>> start LISTING
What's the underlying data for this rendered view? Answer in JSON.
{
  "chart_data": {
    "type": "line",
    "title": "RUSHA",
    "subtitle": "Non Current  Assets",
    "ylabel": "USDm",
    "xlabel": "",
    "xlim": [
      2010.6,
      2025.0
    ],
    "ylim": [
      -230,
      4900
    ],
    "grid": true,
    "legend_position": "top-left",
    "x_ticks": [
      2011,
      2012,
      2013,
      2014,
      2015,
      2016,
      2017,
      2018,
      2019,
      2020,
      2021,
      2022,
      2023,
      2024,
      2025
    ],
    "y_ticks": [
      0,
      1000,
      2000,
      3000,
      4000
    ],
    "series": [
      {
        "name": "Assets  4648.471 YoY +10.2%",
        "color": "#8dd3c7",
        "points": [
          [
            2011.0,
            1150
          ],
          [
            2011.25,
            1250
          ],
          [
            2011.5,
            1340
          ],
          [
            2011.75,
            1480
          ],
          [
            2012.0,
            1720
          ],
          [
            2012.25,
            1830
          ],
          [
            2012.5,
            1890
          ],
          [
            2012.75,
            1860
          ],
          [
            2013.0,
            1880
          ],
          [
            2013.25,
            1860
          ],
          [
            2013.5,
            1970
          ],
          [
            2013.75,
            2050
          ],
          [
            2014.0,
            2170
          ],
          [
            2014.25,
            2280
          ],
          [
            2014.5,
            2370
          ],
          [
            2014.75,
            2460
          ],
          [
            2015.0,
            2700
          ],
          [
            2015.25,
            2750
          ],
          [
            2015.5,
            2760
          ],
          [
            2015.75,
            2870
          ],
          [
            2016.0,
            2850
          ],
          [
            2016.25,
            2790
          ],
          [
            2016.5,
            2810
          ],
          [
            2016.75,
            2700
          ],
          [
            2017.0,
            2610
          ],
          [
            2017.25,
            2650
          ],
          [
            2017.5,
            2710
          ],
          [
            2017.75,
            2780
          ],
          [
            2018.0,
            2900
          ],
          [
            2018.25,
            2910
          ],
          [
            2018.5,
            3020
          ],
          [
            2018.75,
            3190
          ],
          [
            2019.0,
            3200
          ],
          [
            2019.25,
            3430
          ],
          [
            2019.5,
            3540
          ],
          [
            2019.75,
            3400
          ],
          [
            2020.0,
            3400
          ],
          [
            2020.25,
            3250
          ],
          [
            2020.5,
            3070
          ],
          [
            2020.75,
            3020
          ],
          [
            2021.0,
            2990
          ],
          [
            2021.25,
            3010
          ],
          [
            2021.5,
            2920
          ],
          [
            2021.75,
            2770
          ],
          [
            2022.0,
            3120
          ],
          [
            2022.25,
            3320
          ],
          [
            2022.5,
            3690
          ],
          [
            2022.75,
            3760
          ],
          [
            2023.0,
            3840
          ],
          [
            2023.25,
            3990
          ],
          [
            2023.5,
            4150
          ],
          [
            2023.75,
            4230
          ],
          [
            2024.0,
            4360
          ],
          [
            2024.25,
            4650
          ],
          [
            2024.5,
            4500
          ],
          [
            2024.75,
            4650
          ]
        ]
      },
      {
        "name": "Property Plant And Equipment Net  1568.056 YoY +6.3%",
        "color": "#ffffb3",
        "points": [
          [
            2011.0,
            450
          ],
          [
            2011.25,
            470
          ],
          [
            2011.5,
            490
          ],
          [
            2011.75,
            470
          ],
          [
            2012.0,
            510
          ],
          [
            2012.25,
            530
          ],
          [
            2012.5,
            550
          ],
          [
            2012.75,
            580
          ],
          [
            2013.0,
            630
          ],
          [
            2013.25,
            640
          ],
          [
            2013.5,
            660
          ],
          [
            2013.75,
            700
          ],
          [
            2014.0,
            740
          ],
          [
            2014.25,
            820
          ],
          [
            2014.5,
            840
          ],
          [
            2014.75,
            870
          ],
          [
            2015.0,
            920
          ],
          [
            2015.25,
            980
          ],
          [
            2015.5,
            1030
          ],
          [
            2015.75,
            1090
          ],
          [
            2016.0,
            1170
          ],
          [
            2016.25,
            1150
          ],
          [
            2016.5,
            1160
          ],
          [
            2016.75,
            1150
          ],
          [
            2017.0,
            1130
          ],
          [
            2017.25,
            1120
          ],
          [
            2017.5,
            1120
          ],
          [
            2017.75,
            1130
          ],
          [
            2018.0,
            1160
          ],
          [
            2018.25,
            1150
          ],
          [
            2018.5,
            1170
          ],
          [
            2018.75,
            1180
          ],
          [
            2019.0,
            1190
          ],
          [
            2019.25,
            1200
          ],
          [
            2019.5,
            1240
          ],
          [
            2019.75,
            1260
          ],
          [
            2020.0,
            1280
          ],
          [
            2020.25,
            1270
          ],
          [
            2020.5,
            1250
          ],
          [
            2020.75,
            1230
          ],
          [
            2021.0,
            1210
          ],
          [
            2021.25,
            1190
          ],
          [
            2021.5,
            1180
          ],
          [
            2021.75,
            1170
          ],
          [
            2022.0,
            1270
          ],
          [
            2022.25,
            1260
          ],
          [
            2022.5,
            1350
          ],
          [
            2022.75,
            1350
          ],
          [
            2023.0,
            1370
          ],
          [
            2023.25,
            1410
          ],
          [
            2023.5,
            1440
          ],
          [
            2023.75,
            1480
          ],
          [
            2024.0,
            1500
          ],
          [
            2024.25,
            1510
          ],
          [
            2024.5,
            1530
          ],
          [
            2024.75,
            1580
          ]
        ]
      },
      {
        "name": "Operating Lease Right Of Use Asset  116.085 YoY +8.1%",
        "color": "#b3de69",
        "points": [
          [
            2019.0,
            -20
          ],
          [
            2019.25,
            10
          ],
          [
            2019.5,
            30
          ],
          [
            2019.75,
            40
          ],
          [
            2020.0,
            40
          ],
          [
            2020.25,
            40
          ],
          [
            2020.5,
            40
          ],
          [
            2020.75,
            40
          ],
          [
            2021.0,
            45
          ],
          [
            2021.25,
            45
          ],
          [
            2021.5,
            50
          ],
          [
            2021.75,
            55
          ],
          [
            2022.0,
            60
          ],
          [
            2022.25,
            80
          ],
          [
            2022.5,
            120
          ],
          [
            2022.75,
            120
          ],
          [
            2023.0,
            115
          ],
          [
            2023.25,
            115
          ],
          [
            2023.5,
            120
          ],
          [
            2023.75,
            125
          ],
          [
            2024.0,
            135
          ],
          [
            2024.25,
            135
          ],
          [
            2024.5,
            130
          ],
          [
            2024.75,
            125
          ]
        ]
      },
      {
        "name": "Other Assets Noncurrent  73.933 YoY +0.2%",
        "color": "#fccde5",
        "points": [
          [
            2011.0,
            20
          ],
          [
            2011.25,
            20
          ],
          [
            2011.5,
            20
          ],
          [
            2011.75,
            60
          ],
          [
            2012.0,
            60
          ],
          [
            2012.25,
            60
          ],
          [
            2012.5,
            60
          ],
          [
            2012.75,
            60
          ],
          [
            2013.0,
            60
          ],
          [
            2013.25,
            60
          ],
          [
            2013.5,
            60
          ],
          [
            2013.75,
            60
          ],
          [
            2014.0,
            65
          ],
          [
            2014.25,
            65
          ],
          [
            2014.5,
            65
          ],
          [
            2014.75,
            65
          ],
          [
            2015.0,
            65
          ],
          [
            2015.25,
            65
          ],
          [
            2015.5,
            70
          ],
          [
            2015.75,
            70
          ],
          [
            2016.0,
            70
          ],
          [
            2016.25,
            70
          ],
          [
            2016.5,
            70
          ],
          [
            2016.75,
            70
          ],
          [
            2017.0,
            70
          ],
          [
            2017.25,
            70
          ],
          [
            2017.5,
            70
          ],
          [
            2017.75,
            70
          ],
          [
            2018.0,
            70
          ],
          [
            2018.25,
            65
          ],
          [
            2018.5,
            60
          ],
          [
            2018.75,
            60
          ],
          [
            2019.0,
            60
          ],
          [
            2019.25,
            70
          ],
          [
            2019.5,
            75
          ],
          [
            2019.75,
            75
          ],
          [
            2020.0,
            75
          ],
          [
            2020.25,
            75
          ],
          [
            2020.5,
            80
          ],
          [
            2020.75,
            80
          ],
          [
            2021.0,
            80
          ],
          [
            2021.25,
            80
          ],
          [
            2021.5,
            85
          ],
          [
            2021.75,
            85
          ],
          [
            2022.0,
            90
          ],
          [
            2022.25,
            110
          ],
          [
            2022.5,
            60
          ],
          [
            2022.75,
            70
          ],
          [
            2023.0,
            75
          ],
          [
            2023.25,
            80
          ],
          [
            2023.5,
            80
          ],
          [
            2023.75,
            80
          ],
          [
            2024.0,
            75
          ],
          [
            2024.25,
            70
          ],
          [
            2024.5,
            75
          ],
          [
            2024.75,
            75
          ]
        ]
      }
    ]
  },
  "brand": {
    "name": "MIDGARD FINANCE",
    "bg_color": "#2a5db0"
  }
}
>> end LISTING
Using the listing above, pull out all lines that hold the word "name".

* [IN RESPONSE]:
        "name": "Assets  4648.471 YoY +10.2%",
        "name": "Property Plant And Equipment Net  1568.056 YoY +6.3%",
        "name": "Operating Lease Right Of Use Asset  116.085 YoY +8.1%",
        "name": "Other Assets Noncurrent  73.933 YoY +0.2%",
    "name": "MIDGARD FINANCE",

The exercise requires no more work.